• What this task involves:
Write out the entries again exactly as they are given.

• Data rows:
◆ ◆ ◆ ◆

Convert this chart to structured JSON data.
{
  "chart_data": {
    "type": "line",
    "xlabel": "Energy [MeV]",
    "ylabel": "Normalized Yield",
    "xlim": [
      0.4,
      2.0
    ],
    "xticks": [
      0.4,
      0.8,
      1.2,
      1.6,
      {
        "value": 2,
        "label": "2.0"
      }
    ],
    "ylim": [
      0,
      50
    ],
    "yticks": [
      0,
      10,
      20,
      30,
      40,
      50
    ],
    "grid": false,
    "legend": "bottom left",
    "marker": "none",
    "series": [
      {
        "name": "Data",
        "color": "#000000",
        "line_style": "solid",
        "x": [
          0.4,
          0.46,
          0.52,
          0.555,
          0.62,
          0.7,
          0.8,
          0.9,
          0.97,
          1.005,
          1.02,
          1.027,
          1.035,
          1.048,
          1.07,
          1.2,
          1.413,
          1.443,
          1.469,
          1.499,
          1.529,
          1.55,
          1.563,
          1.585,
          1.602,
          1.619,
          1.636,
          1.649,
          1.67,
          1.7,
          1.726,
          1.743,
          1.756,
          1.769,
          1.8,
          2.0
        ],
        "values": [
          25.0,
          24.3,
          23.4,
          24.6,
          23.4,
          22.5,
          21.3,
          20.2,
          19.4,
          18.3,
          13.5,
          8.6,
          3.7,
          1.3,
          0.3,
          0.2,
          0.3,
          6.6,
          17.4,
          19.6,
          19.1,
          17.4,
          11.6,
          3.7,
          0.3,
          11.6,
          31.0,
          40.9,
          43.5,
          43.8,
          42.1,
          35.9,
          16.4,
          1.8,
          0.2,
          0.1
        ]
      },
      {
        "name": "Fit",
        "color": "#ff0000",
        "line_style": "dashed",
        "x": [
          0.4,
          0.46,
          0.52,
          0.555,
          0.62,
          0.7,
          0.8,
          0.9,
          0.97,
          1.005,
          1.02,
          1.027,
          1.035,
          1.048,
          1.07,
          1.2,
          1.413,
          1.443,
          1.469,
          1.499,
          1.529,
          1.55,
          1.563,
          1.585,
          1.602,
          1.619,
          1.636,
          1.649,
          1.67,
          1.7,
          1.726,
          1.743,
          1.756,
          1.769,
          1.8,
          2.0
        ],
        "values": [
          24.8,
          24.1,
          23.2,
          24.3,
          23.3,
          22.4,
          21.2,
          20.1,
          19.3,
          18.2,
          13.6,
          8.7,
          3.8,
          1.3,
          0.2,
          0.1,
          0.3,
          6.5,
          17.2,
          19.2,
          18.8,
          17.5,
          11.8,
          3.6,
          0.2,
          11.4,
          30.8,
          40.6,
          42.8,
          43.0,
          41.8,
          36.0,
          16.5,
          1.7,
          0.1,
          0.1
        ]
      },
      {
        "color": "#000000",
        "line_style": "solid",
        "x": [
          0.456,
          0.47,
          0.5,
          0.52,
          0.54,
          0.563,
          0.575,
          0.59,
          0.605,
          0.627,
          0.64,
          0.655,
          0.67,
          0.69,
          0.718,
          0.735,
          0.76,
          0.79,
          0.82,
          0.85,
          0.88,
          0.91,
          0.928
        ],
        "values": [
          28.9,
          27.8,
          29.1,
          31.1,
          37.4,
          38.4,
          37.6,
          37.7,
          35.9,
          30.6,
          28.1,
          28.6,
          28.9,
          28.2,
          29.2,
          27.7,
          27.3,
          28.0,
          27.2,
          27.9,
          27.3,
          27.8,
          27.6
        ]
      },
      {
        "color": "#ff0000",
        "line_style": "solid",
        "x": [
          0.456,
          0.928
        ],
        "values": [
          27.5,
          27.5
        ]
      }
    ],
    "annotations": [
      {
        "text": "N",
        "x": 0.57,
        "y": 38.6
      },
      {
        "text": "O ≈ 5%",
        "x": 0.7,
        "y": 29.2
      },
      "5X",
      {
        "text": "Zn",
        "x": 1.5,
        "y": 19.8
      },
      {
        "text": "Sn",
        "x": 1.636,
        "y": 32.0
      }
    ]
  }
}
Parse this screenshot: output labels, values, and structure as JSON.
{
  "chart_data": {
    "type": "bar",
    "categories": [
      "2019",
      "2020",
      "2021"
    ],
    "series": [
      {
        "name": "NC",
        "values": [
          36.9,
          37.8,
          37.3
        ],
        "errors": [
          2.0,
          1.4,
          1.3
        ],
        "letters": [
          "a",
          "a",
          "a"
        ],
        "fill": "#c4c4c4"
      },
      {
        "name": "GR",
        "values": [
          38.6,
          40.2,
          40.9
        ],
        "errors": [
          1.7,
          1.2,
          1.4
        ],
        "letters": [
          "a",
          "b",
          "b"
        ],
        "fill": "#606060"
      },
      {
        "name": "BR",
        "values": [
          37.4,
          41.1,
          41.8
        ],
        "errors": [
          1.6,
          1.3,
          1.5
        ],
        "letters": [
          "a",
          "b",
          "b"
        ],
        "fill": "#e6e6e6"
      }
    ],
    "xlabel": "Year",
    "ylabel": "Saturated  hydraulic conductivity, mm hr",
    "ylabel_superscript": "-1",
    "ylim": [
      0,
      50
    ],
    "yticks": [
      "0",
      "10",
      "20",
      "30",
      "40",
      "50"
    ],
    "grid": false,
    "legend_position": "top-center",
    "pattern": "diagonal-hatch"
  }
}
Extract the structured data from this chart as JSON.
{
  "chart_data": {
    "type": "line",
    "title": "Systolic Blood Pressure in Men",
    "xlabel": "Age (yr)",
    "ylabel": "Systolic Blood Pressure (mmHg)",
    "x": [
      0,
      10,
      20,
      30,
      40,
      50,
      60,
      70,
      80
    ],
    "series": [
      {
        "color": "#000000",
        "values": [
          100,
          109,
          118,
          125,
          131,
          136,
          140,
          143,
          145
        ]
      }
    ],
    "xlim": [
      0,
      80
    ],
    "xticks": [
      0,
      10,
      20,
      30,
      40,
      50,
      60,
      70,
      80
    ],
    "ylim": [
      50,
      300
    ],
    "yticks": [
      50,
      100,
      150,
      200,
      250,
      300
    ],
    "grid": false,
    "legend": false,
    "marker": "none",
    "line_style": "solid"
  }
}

◆ ◆ ◆ ◆

• Expected output:
Convert this chart to structured JSON data.
{
  "chart_data": {
    "type": "line",
    "xlabel": "Energy [MeV]",
    "ylabel": "Normalized Yield",
    "xlim": [
      0.4,
      2.0
    ],
    "xticks": [
      0.4,
      0.8,
      1.2,
      1.6,
      {
        "value": 2,
        "label": "2.0"
      }
    ],
    "ylim": [
      0,
      50
    ],
    "yticks": [
      0,
      10,
      20,
      30,
      40,
      50
    ],
    "grid": false,
    "legend": "bottom left",
    "marker": "none",
    "series": [
      {
        "name": "Data",
        "color": "#000000",
        "line_style": "solid",
        "x": [
          0.4,
          0.46,
          0.52,
          0.555,
          0.62,
          0.7,
          0.8,
          0.9,
          0.97,
          1.005,
          1.02,
          1.027,
          1.035,
          1.048,
          1.07,
          1.2,
          1.413,
          1.443,
          1.469,
          1.499,
          1.529,
          1.55,
          1.563,
          1.585,
          1.602,
          1.619,
          1.636,
          1.649,
          1.67,
          1.7,
          1.726,
          1.743,
          1.756,
          1.769,
          1.8,
          2.0
        ],
        "values": [
          25.0,
          24.3,
          23.4,
          24.6,
          23.4,
          22.5,
          21.3,
          20.2,
          19.4,
          18.3,
          13.5,
          8.6,
          3.7,
          1.3,
          0.3,
          0.2,
          0.3,
          6.6,
          17.4,
          19.6,
          19.1,
          17.4,
          11.6,
          3.7,
          0.3,
          11.6,
          31.0,
          40.9,
          43.5,
          43.8,
          42.1,
          35.9,
          16.4,
          1.8,
          0.2,
          0.1
        ]
      },
      {
        "name": "Fit",
        "color": "#ff0000",
        "line_style": "dashed",
        "x": [
          0.4,
          0.46,
          0.52,
          0.555,
          0.62,
          0.7,
          0.8,
          0.9,
          0.97,
          1.005,
          1.02,
          1.027,
          1.035,
          1.048,
          1.07,
          1.2,
          1.413,
          1.443,
          1.469,
          1.499,
          1.529,
          1.55,
          1.563,
          1.585,
          1.602,
          1.619,
          1.636,
          1.649,
          1.67,
          1.7,
          1.726,
          1.743,
          1.756,
          1.769,
          1.8,
          2.0
        ],
        "values": [
          24.8,
          24.1,
          23.2,
          24.3,
          23.3,
          22.4,
          21.2,
          20.1,
          19.3,
          18.2,
          13.6,
          8.7,
          3.8,
          1.3,
          0.2,
          0.1,
          0.3,
          6.5,
          17.2,
          19.2,
          18.8,
          17.5,
          11.8,
          3.6,
          0.2,
          11.4,
          30.8,
          40.6,
          42.8,
          43.0,
          41.8,
          36.0,
          16.5,
          1.7,
          0.1,
          0.1
        ]
      },
      {
        "color": "#000000",
        "line_style": "solid",
        "x": [
          0.456,
          0.47,
          0.5,
          0.52,
          0.54,
          0.563,
          0.575,
          0.59,
          0.605,
          0.627,
          0.64,
          0.655,
          0.67,
          0.69,
          0.718,
          0.735,
          0.76,
          0.79,
          0.82,
          0.85,
          0.88,
          0.91,
          0.928
        ],
        "values": [
          28.9,
          27.8,
          29.1,
          31.1,
          37.4,
          38.4,
          37.6,
          37.7,
          35.9,
          30.6,
          28.1,
          28.6,
          28.9,
          28.2,
          29.2,
          27.7,
          27.3,
          28.0,
          27.2,
          27.9,
          27.3,
          27.8,
          27.6
        ]
      },
      {
        "color": "#ff0000",
        "line_style": "solid",
        "x": [
          0.456,
          0.928
        ],
        "values": [
          27.5,
          27.5
        ]
      }
    ],
    "annotations": [
      {
        "text": "N",
        "x": 0.57,
        "y": 38.6
      },
      {
        "text": "O ≈ 5%",
        "x": 0.7,
        "y": 29.2
      },
      "5X",
      {
        "text": "Zn",
        "x": 1.5,
        "y": 19.8
      },
      {
        "text": "Sn",
        "x": 1.636,
        "y": 32.0
      }
    ]
  }
}
Parse this screenshot: output labels, values, and structure as JSON.
{
  "chart_data": {
    "type": "bar",
    "categories": [
      "2019",
      "2020",
      "2021"
    ],
    "series": [
      {
        "name": "NC",
        "values": [
          36.9,
          37.8,
          37.3
        ],
        "errors": [
          2.0,
          1.4,
          1.3
        ],
        "letters": [
          "a",
          "a",
          "a"
        ],
        "fill": "#c4c4c4"
      },
      {
        "name": "GR",
        "values": [
          38.6,
          40.2,
          40.9
        ],
        "errors": [
          1.7,
          1.2,
          1.4
        ],
        "letters": [
          "a",
          "b",
          "b"
        ],
        "fill": "#606060"
      },
      {
        "name": "BR",
        "values": [
          37.4,
          41.1,
          41.8
        ],
        "errors": [
          1.6,
          1.3,
          1.5
        ],
        "letters": [
          "a",
          "b",
          "b"
        ],
        "fill": "#e6e6e6"
      }
    ],
    "xlabel": "Year",
    "ylabel": "Saturated  hydraulic conductivity, mm hr",
    "ylabel_superscript": "-1",
    "ylim": [
      0,
      50
    ],
    "yticks": [
      "0",
      "10",
      "20",
      "30",
      "40",
      "50"
    ],
    "grid": false,
    "legend_position": "top-center",
    "pattern": "diagonal-hatch"
  }
}
Extract the structured data from this chart as JSON.
{
  "chart_data": {
    "type": "line",
    "title": "Systolic Blood Pressure in Men",
    "xlabel": "Age (yr)",
    "ylabel": "Systolic Blood Pressure (mmHg)",
    "x": [
      0,
      10,
      20,
      30,
      40,
      50,
      60,
      70,
      80
    ],
    "series": [
      {
        "color": "#000000",
        "values": [
          100,
          109,
          118,
          125,
          131,
          136,
          140,
          143,
          145
        ]
      }
    ],
    "xlim": [
      0,
      80
    ],
    "xticks": [
      0,
      10,
      20,
      30,
      40,
      50,
      60,
      70,
      80
    ],
    "ylim": [
      50,
      300
    ],
    "yticks": [
      50,
      100,
      150,
      200,
      250,
      300
    ],
    "grid": false,
    "legend": false,
    "marker": "none",
    "line_style": "solid"
  }
}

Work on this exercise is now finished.